Data excerpts:
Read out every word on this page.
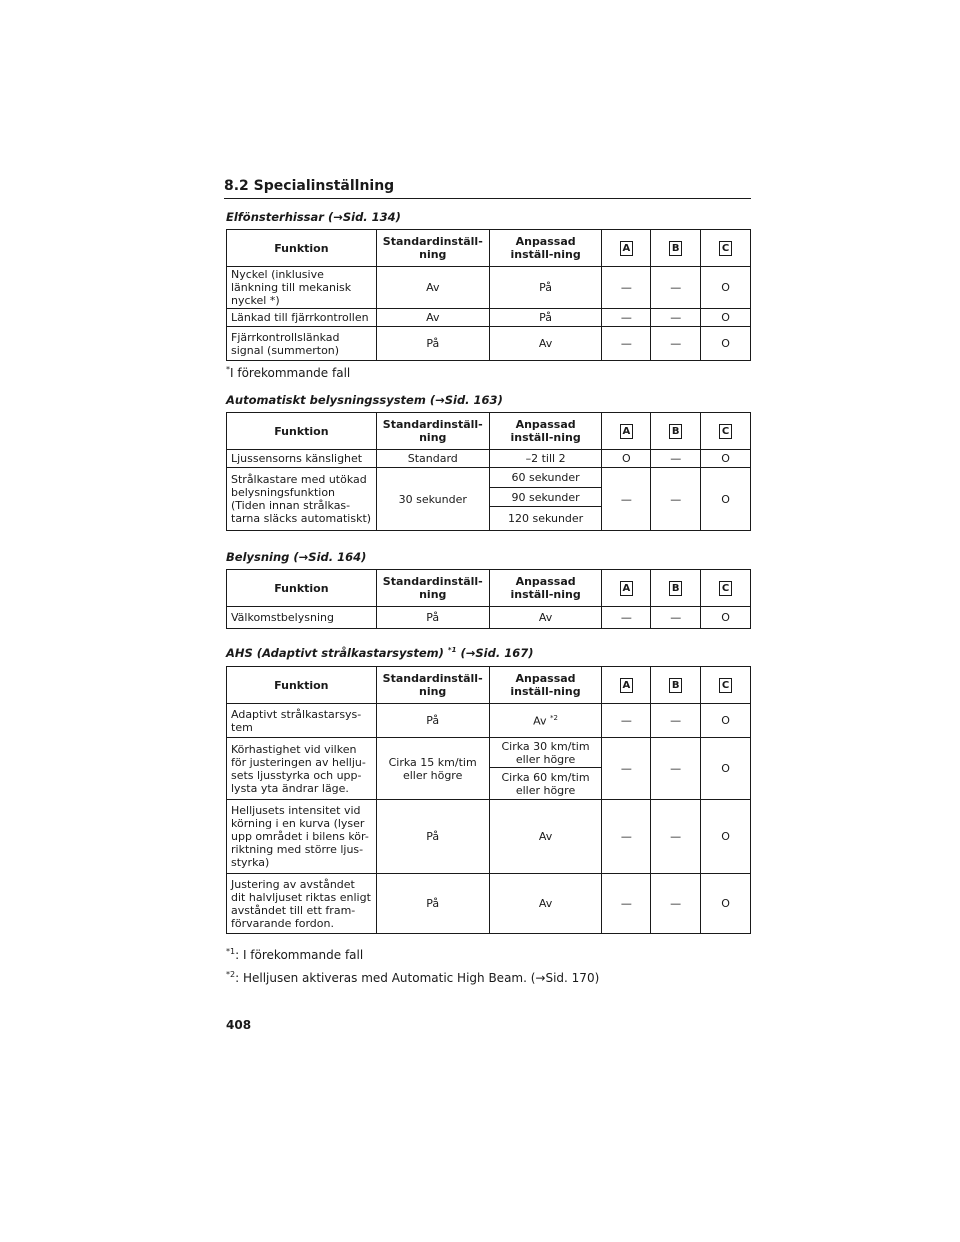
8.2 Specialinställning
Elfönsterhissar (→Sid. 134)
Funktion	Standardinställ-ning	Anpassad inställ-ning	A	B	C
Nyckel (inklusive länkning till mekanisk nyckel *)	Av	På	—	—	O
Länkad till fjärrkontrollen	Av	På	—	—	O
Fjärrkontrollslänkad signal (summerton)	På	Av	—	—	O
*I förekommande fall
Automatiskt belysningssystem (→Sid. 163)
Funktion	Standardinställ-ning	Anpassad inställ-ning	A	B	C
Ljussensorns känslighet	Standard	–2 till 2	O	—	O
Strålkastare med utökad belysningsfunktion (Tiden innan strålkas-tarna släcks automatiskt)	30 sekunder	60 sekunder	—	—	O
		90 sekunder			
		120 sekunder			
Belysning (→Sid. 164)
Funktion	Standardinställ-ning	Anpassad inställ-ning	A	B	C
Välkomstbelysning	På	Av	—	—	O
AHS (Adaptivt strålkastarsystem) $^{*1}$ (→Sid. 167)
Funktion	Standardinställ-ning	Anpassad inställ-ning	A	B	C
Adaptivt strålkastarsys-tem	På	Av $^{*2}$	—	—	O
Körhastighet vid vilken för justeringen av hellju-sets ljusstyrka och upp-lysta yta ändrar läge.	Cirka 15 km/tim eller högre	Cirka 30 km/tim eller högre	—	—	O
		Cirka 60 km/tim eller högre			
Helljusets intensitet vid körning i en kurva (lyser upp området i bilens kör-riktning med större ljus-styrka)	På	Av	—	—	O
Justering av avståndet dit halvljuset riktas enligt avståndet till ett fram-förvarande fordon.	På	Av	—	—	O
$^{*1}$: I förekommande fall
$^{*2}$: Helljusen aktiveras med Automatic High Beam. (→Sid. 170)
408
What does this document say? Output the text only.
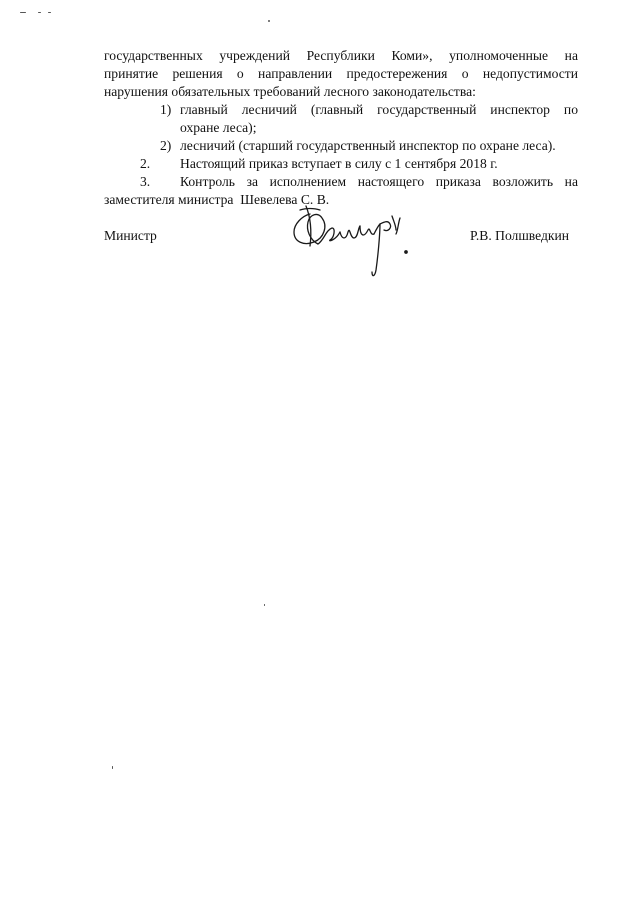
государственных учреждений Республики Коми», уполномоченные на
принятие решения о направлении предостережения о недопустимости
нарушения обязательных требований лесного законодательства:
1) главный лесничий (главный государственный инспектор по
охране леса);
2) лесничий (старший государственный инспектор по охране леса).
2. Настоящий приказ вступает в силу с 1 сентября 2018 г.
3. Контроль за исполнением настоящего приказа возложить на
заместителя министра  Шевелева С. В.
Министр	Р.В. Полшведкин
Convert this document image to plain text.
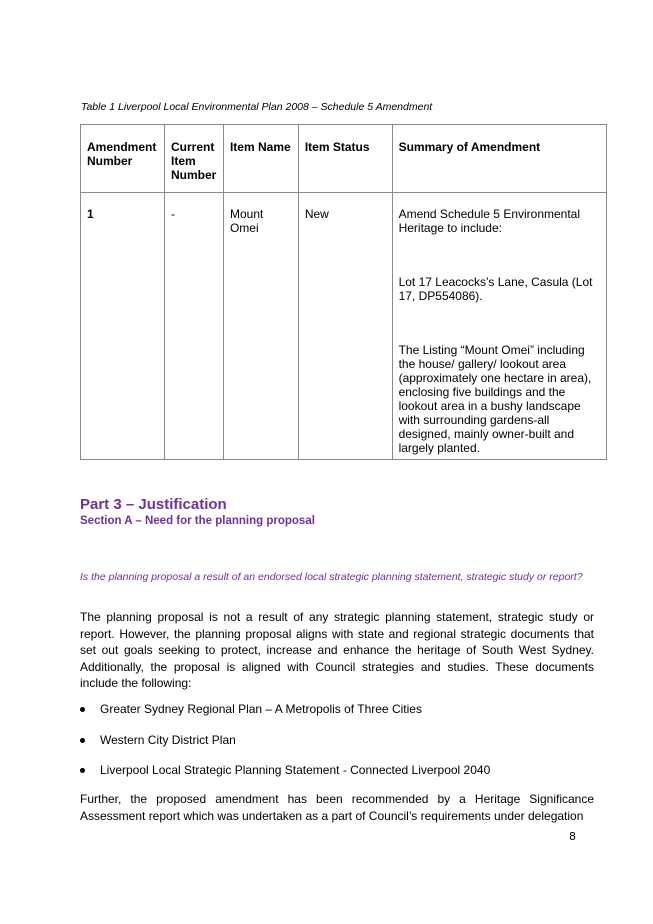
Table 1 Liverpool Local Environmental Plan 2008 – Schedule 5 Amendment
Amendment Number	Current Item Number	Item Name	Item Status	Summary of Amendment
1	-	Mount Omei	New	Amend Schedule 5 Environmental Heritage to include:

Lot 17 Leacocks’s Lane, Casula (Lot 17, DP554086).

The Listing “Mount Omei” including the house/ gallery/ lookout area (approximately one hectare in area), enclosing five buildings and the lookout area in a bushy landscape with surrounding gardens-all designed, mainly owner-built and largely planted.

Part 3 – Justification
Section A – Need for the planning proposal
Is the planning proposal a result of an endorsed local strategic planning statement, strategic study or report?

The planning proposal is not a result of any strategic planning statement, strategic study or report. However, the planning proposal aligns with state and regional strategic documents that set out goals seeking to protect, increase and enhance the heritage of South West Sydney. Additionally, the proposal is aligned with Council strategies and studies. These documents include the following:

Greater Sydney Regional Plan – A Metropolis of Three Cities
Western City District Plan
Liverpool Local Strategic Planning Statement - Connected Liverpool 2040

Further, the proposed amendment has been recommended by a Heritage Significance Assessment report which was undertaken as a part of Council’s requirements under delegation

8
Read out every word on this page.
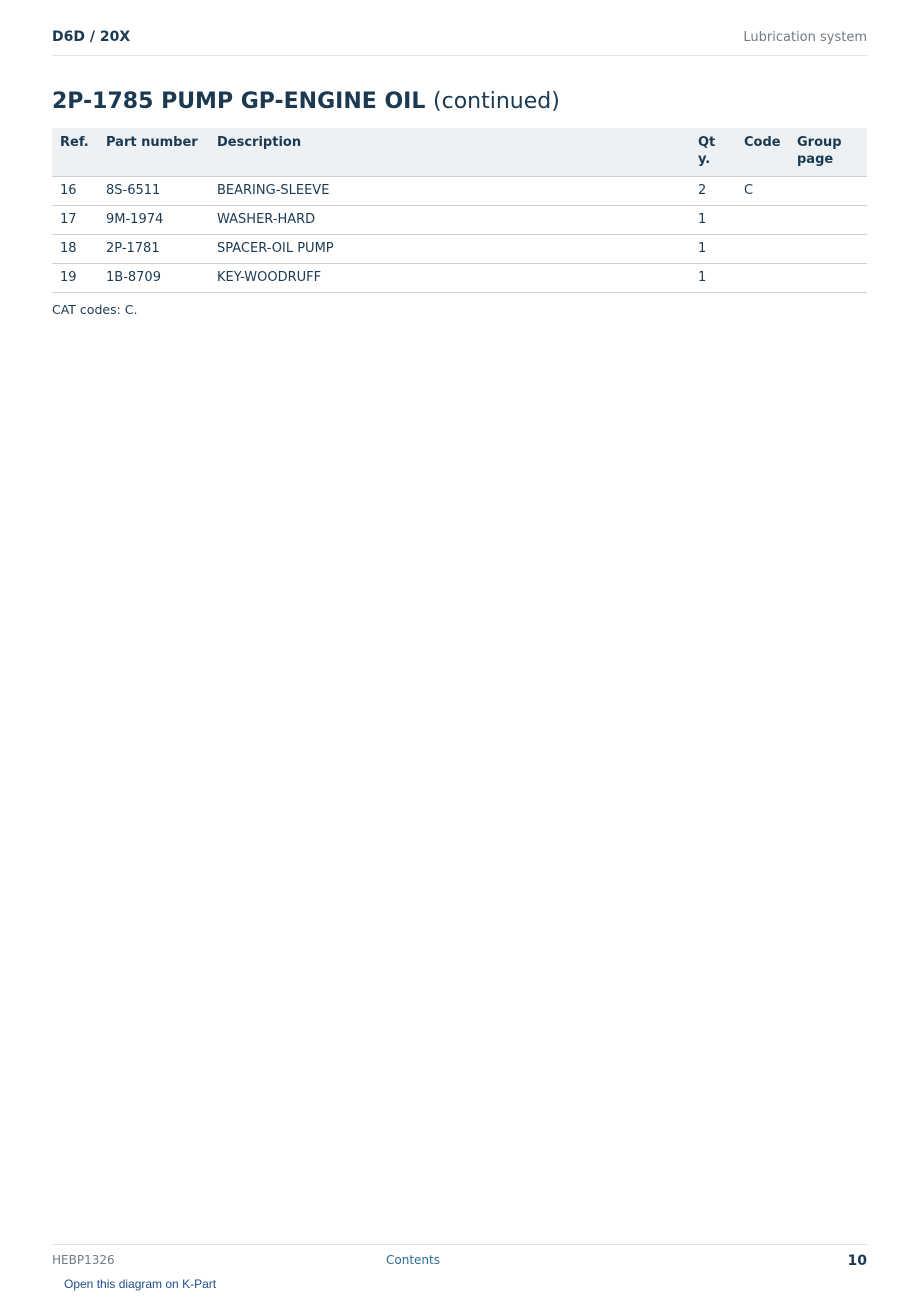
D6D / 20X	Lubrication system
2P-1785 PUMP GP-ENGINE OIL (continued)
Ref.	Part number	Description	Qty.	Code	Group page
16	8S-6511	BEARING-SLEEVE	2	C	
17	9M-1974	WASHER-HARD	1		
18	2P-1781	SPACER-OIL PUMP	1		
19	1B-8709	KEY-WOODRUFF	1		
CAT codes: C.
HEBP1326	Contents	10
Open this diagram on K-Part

The request:
Nothing in the entries above should change when they are printed again, except that the pictures are dropped.

Output for this task:
Read out every word on this page.
8.2 Specialinställning
Elfönsterhissar (→Sid. 134)
Funktion	Standardinställ-ning	Anpassad inställ-ning	A	B	C
Nyckel (inklusive länkning till mekanisk nyckel *)	Av	På	—	—	O
Länkad till fjärrkontrollen	Av	På	—	—	O
Fjärrkontrollslänkad signal (summerton)	På	Av	—	—	O
*I förekommande fall
Automatiskt belysningssystem (→Sid. 163)
Funktion	Standardinställ-ning	Anpassad inställ-ning	A	B	C
Ljussensorns känslighet	Standard	–2 till 2	O	—	O
Strålkastare med utökad belysningsfunktion (Tiden innan strålkas-tarna släcks automatiskt)	30 sekunder	60 sekunder	—	—	O
		90 sekunder			
		120 sekunder			
Belysning (→Sid. 164)
Funktion	Standardinställ-ning	Anpassad inställ-ning	A	B	C
Välkomstbelysning	På	Av	—	—	O
AHS (Adaptivt strålkastarsystem) $^{*1}$ (→Sid. 167)
Funktion	Standardinställ-ning	Anpassad inställ-ning	A	B	C
Adaptivt strålkastarsys-tem	På	Av $^{*2}$	—	—	O
Körhastighet vid vilken för justeringen av hellju-sets ljusstyrka och upp-lysta yta ändrar läge.	Cirka 15 km/tim eller högre	Cirka 30 km/tim eller högre	—	—	O
		Cirka 60 km/tim eller högre			
Helljusets intensitet vid körning i en kurva (lyser upp området i bilens kör-riktning med större ljus-styrka)	På	Av	—	—	O
Justering av avståndet dit halvljuset riktas enligt avståndet till ett fram-förvarande fordon.	På	Av	—	—	O
$^{*1}$: I förekommande fall
$^{*2}$: Helljusen aktiveras med Automatic High Beam. (→Sid. 170)
408
What does this document say? Output the text only.
государственных учреждений Республики Коми», уполномоченные на
принятие решения о направлении предостережения о недопустимости
нарушения обязательных требований лесного законодательства:
1) главный лесничий (главный государственный инспектор по
охране леса);
2) лесничий (старший государственный инспектор по охране леса).
2. Настоящий приказ вступает в силу с 1 сентября 2018 г.
3. Контроль за исполнением настоящего приказа возложить на
заместителя министра  Шевелева С. В.
Министр	Р.В. Полшведкин
Convert this document image to plain text.
Table 1 Liverpool Local Environmental Plan 2008 – Schedule 5 Amendment
Amendment Number	Current Item Number	Item Name	Item Status	Summary of Amendment
1	-	Mount Omei	New	Amend Schedule 5 Environmental Heritage to include:

Lot 17 Leacocks’s Lane, Casula (Lot 17, DP554086).

The Listing “Mount Omei” including the house/ gallery/ lookout area (approximately one hectare in area), enclosing five buildings and the lookout area in a bushy landscape with surrounding gardens-all designed, mainly owner-built and largely planted.

Part 3 – Justification
Section A – Need for the planning proposal
Is the planning proposal a result of an endorsed local strategic planning statement, strategic study or report?

The planning proposal is not a result of any strategic planning statement, strategic study or report. However, the planning proposal aligns with state and regional strategic documents that set out goals seeking to protect, increase and enhance the heritage of South West Sydney. Additionally, the proposal is aligned with Council strategies and studies. These documents include the following:

Greater Sydney Regional Plan – A Metropolis of Three Cities
Western City District Plan
Liverpool Local Strategic Planning Statement - Connected Liverpool 2040

Further, the proposed amendment has been recommended by a Heritage Significance Assessment report which was undertaken as a part of Council’s requirements under delegation

8
Read out every word on this page.
D6D / 20X	Lubrication system
2P-1785 PUMP GP-ENGINE OIL (continued)
Ref.	Part number	Description	Qty.	Code	Group page
16	8S-6511	BEARING-SLEEVE	2	C	
17	9M-1974	WASHER-HARD	1		
18	2P-1781	SPACER-OIL PUMP	1		
19	1B-8709	KEY-WOODRUFF	1		
CAT codes: C.
HEBP1326	Contents	10
Open this diagram on K-Part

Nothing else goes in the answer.